Exercise details.
Note each line of the listing that contains the string "axis", and copy it.

Recorded information.

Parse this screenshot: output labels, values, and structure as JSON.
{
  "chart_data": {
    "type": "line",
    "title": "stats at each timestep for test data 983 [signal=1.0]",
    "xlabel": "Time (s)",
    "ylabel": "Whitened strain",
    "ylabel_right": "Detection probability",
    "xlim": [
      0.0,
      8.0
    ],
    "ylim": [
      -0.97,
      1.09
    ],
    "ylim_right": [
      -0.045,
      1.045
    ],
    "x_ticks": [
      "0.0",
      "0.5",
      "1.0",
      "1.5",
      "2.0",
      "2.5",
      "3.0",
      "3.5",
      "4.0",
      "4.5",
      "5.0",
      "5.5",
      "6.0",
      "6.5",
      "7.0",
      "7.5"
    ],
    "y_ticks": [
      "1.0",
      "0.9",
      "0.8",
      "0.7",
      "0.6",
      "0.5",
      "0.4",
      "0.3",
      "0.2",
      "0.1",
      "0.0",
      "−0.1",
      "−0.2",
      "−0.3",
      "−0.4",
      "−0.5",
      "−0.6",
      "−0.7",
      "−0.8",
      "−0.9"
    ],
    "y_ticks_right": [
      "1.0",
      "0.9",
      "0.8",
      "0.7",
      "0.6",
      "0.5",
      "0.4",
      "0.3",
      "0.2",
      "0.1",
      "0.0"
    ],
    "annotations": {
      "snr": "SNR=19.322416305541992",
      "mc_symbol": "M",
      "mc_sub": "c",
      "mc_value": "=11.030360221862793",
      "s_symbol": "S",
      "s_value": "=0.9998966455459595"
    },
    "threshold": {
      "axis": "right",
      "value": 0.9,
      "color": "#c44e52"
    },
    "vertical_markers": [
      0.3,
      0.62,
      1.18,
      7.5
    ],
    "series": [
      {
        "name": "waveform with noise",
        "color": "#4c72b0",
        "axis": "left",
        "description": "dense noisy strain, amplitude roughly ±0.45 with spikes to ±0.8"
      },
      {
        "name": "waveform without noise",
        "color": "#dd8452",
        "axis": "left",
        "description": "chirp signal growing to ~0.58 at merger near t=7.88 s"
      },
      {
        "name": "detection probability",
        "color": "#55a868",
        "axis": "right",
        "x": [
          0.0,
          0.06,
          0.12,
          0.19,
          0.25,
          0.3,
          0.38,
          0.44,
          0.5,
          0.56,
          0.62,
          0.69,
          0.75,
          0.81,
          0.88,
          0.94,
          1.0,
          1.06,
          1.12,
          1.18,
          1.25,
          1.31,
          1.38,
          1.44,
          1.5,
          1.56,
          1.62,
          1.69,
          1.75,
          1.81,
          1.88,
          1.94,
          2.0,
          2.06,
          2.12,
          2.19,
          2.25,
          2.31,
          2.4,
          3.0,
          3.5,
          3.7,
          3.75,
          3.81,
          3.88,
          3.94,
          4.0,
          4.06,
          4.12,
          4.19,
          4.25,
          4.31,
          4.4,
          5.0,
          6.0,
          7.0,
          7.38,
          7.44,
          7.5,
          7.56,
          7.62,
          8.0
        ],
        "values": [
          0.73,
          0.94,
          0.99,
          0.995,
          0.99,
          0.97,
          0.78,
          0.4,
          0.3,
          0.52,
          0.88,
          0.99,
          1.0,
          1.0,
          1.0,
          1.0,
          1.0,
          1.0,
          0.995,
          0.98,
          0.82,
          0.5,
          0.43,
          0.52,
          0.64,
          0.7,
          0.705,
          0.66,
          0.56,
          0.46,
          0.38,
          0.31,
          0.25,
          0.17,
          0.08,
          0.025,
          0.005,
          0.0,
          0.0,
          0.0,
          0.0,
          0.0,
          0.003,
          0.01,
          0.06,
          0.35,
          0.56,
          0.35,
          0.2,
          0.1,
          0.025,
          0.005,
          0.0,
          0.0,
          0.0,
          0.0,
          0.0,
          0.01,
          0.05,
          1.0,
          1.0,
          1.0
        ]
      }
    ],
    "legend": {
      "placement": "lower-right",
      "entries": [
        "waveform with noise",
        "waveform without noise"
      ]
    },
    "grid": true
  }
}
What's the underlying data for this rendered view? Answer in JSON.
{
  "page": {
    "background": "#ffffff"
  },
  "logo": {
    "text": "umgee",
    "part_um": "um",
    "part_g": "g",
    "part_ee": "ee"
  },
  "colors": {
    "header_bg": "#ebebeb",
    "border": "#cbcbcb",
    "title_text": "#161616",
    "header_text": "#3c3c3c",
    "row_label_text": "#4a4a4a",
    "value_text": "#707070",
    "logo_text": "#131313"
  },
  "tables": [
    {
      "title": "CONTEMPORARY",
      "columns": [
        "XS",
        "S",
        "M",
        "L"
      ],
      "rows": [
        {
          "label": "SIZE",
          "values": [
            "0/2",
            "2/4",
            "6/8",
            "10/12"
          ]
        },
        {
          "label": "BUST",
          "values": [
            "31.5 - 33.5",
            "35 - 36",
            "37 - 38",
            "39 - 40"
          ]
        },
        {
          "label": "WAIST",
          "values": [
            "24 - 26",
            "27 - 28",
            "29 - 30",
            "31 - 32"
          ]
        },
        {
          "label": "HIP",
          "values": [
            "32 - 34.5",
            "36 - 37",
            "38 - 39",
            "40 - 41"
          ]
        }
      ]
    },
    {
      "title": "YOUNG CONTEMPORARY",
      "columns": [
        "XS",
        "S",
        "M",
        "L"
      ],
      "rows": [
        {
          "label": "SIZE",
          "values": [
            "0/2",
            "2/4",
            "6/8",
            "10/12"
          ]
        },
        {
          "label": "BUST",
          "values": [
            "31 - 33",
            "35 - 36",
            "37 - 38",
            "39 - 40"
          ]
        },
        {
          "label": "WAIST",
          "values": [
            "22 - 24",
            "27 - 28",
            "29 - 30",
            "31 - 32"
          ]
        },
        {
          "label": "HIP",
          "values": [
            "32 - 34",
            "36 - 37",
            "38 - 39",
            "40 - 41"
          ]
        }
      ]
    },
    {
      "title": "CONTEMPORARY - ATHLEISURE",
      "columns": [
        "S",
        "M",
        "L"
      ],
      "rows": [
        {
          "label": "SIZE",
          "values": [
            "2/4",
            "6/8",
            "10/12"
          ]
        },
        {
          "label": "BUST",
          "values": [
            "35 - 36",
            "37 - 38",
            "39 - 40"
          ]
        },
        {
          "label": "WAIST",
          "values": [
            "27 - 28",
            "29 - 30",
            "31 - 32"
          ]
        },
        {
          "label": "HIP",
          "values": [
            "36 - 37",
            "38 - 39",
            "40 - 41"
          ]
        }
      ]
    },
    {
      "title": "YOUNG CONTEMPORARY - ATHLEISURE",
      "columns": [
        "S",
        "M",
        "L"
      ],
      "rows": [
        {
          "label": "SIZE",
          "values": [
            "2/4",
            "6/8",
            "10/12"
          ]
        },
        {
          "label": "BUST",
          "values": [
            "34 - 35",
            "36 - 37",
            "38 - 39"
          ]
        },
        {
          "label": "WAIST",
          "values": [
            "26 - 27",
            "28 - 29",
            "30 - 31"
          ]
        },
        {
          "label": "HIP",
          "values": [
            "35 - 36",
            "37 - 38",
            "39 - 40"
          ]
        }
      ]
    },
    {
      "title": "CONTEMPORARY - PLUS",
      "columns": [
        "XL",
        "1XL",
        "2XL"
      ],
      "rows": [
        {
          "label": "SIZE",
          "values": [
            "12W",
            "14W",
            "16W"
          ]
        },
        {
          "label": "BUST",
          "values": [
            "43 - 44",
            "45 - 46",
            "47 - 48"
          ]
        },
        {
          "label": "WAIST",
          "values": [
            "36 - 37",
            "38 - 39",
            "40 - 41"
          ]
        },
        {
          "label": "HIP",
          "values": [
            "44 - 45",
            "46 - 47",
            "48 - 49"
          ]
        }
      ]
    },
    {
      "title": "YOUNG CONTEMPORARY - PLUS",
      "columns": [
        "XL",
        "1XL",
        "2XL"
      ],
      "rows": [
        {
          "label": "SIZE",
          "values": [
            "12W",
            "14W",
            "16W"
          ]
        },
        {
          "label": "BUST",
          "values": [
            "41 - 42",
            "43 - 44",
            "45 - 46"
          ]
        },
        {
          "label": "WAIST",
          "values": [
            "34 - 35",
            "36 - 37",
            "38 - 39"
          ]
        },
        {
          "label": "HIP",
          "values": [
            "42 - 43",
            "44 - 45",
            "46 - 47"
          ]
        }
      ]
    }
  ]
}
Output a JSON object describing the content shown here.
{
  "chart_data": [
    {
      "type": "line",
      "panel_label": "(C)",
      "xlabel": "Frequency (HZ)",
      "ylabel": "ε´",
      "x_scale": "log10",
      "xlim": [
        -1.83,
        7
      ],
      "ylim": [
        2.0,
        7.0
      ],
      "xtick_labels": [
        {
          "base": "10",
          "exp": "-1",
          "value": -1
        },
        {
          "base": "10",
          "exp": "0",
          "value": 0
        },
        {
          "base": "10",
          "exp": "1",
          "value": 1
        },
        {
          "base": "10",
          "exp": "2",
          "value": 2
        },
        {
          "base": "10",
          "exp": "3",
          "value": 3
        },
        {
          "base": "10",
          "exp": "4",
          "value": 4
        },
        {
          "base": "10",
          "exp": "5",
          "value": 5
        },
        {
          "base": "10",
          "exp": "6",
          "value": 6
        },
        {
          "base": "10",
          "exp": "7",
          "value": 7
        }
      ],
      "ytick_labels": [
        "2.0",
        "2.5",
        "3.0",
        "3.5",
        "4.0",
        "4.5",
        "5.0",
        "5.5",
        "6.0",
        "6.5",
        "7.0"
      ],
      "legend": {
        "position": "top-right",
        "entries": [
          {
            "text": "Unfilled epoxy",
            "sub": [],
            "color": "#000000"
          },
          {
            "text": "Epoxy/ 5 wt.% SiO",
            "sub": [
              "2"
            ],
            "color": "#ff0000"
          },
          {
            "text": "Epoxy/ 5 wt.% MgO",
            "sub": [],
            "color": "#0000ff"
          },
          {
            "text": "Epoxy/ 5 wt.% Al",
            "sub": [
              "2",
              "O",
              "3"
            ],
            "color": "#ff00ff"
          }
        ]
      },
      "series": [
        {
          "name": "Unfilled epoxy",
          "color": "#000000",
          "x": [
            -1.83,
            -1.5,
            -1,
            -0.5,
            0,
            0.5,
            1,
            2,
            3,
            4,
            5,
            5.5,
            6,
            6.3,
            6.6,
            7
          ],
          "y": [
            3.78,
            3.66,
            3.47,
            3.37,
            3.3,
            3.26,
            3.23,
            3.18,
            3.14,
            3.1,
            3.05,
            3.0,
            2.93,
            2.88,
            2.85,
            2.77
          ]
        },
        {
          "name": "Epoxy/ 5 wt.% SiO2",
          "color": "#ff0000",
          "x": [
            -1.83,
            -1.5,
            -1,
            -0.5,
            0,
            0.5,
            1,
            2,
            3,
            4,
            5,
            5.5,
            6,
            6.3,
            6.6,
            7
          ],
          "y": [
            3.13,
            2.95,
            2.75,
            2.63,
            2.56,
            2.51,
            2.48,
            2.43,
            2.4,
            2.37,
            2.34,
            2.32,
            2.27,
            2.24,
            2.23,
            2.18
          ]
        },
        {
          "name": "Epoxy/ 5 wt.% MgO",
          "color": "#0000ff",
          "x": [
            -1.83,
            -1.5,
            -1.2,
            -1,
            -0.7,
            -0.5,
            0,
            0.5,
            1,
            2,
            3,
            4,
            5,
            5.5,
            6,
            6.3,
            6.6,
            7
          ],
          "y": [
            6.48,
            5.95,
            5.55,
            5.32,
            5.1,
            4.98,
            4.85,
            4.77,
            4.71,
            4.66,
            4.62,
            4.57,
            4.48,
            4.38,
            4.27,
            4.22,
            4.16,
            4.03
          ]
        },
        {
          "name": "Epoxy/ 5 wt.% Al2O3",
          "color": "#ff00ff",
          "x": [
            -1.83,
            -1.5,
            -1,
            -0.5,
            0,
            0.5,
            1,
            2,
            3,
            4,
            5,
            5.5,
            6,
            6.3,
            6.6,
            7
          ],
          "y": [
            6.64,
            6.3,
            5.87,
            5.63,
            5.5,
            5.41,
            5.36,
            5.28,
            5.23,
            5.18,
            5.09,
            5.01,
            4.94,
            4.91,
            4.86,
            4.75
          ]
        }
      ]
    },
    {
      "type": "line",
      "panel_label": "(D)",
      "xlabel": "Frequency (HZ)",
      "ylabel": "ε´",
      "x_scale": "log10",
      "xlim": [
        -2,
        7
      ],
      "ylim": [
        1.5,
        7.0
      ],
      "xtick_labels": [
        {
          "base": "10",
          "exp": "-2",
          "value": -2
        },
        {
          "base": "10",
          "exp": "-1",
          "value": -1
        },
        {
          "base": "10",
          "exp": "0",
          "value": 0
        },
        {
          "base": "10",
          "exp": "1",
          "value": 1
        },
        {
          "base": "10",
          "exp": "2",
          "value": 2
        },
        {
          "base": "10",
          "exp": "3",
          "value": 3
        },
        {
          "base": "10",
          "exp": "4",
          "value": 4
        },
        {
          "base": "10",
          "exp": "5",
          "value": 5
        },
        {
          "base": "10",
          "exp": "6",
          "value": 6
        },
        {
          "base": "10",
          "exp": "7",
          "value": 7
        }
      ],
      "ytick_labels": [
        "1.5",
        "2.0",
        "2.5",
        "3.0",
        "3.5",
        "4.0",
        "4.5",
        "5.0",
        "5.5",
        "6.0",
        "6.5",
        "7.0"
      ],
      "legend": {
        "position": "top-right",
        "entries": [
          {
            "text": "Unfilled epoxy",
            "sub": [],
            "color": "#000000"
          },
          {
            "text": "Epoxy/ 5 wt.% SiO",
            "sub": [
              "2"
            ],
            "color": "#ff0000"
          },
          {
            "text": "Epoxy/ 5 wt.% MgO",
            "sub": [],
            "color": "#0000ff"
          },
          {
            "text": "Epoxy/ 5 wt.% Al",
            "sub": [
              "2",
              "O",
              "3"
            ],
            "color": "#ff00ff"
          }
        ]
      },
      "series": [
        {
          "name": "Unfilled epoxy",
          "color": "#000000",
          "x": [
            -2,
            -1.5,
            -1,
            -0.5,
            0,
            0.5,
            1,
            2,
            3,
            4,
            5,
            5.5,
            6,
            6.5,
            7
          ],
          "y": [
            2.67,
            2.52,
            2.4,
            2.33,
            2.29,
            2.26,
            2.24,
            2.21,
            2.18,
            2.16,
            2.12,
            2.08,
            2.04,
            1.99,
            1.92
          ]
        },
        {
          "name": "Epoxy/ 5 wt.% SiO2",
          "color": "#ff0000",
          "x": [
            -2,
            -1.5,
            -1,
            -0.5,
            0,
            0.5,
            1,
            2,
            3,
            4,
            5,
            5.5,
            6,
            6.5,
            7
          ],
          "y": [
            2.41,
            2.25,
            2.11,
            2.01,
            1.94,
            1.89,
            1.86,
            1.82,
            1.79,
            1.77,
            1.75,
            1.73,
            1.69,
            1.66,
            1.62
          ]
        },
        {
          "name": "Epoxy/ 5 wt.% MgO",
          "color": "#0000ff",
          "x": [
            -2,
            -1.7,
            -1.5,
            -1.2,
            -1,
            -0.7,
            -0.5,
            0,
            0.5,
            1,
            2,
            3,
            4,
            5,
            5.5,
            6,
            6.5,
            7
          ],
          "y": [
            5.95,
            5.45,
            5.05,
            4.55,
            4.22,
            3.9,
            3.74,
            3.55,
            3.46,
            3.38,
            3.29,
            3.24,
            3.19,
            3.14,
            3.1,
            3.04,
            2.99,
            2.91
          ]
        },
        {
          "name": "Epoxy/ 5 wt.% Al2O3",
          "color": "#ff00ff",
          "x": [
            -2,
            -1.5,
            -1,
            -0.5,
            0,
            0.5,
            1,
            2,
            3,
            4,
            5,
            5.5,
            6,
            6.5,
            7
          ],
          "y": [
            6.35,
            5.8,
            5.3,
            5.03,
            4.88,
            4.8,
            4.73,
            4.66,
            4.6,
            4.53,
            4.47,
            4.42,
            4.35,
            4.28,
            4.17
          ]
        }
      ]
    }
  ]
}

Full answer.
      "axis": "right",
        "axis": "left",
        "axis": "left",
        "axis": "right",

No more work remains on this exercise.